▸ **What is asked**
Every record below should be written out exactly; pictures stay out.

Recorded data
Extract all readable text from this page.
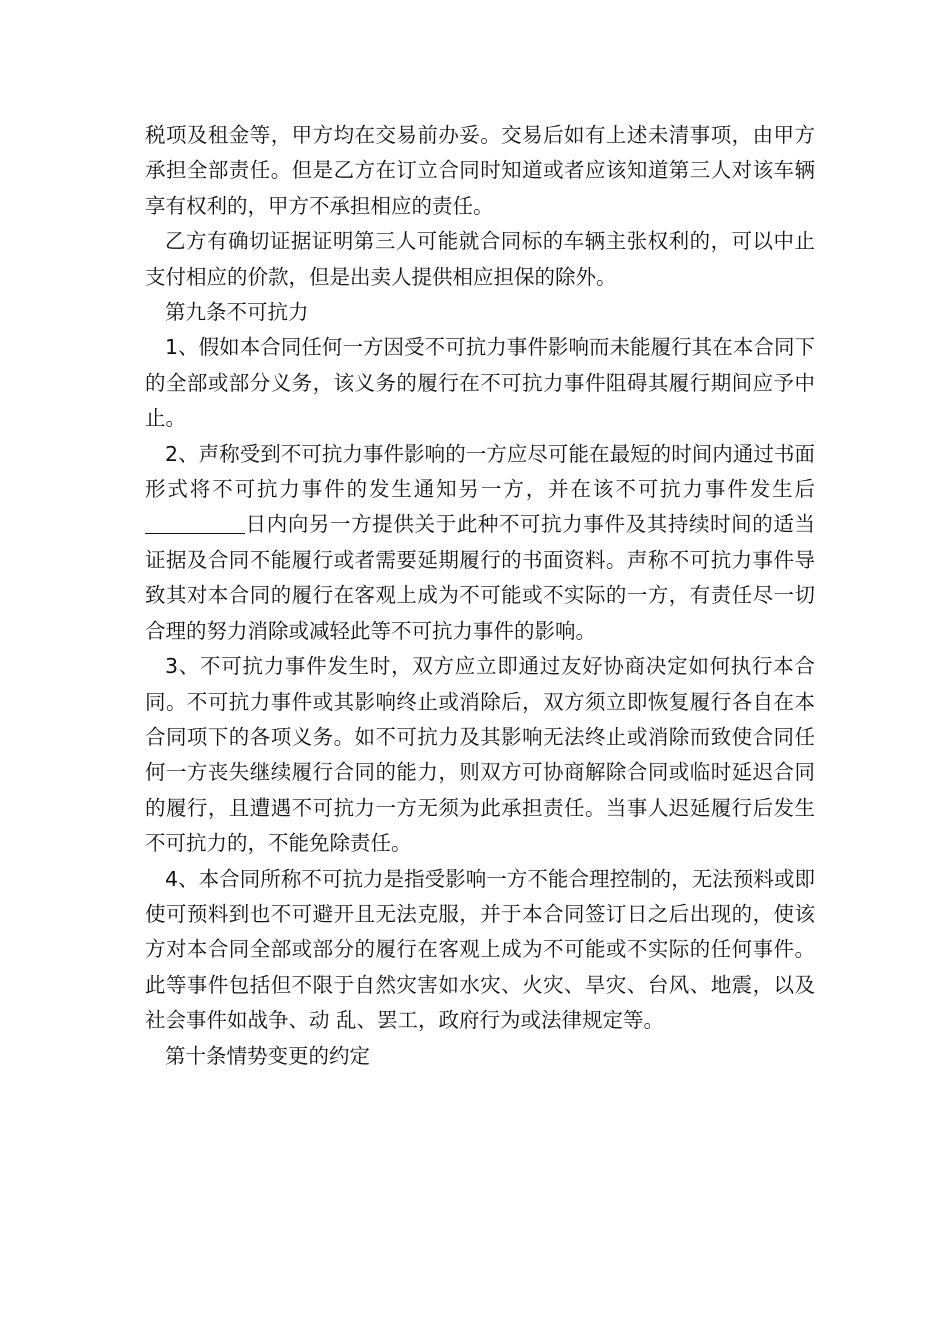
税项及租金等，甲方均在交易前办妥。交易后如有上述未清事项，由甲方承担全部责任。但是乙方在订立合同时知道或者应该知道第三人对该车辆享有权利的，甲方不承担相应的责任。

乙方有确切证据证明第三人可能就合同标的车辆主张权利的，可以中止支付相应的价款，但是出卖人提供相应担保的除外。

第九条不可抗力

1、假如本合同任何一方因受不可抗力事件影响而未能履行其在本合同下的全部或部分义务，该义务的履行在不可抗力事件阻碍其履行期间应予中止。

2、声称受到不可抗力事件影响的一方应尽可能在最短的时间内通过书面形式将不可抗力事件的发生通知另一方，并在该不可抗力事件发生后日内向另一方提供关于此种不可抗力事件及其持续时间的适当证据及合同不能履行或者需要延期履行的书面资料。声称不可抗力事件导致其对本合同的履行在客观上成为不可能或不实际的一方，有责任尽一切合理的努力消除或减轻此等不可抗力事件的影响。

3、不可抗力事件发生时，双方应立即通过友好协商决定如何执行本合同。不可抗力事件或其影响终止或消除后，双方须立即恢复履行各自在本合同项下的各项义务。如不可抗力及其影响无法终止或消除而致使合同任何一方丧失继续履行合同的能力，则双方可协商解除合同或临时延迟合同的履行，且遭遇不可抗力一方无须为此承担责任。当事人迟延履行后发生不可抗力的，不能免除责任。

4、本合同所称不可抗力是指受影响一方不能合理控制的，无法预料或即使可预料到也不可避开且无法克服，并于本合同签订日之后出现的，使该方对本合同全部或部分的履行在客观上成为不可能或不实际的任何事件。此等事件包括但不限于自然灾害如水灾、火灾、旱灾、台风、地震，以及社会事件如战争、动 乱、罢工，政府行为或法律规定等。

第十条情势变更的约定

▸ **Answer to the problem**
Extract all readable text from this page.
税项及租金等，甲方均在交易前办妥。交易后如有上述未清事项，由甲方承担全部责任。但是乙方在订立合同时知道或者应该知道第三人对该车辆享有权利的，甲方不承担相应的责任。

乙方有确切证据证明第三人可能就合同标的车辆主张权利的，可以中止支付相应的价款，但是出卖人提供相应担保的除外。

第九条不可抗力

1、假如本合同任何一方因受不可抗力事件影响而未能履行其在本合同下的全部或部分义务，该义务的履行在不可抗力事件阻碍其履行期间应予中止。

2、声称受到不可抗力事件影响的一方应尽可能在最短的时间内通过书面形式将不可抗力事件的发生通知另一方，并在该不可抗力事件发生后日内向另一方提供关于此种不可抗力事件及其持续时间的适当证据及合同不能履行或者需要延期履行的书面资料。声称不可抗力事件导致其对本合同的履行在客观上成为不可能或不实际的一方，有责任尽一切合理的努力消除或减轻此等不可抗力事件的影响。

3、不可抗力事件发生时，双方应立即通过友好协商决定如何执行本合同。不可抗力事件或其影响终止或消除后，双方须立即恢复履行各自在本合同项下的各项义务。如不可抗力及其影响无法终止或消除而致使合同任何一方丧失继续履行合同的能力，则双方可协商解除合同或临时延迟合同的履行，且遭遇不可抗力一方无须为此承担责任。当事人迟延履行后发生不可抗力的，不能免除责任。

4、本合同所称不可抗力是指受影响一方不能合理控制的，无法预料或即使可预料到也不可避开且无法克服，并于本合同签订日之后出现的，使该方对本合同全部或部分的履行在客观上成为不可能或不实际的任何事件。此等事件包括但不限于自然灾害如水灾、火灾、旱灾、台风、地震，以及社会事件如战争、动 乱、罢工，政府行为或法律规定等。

第十条情势变更的约定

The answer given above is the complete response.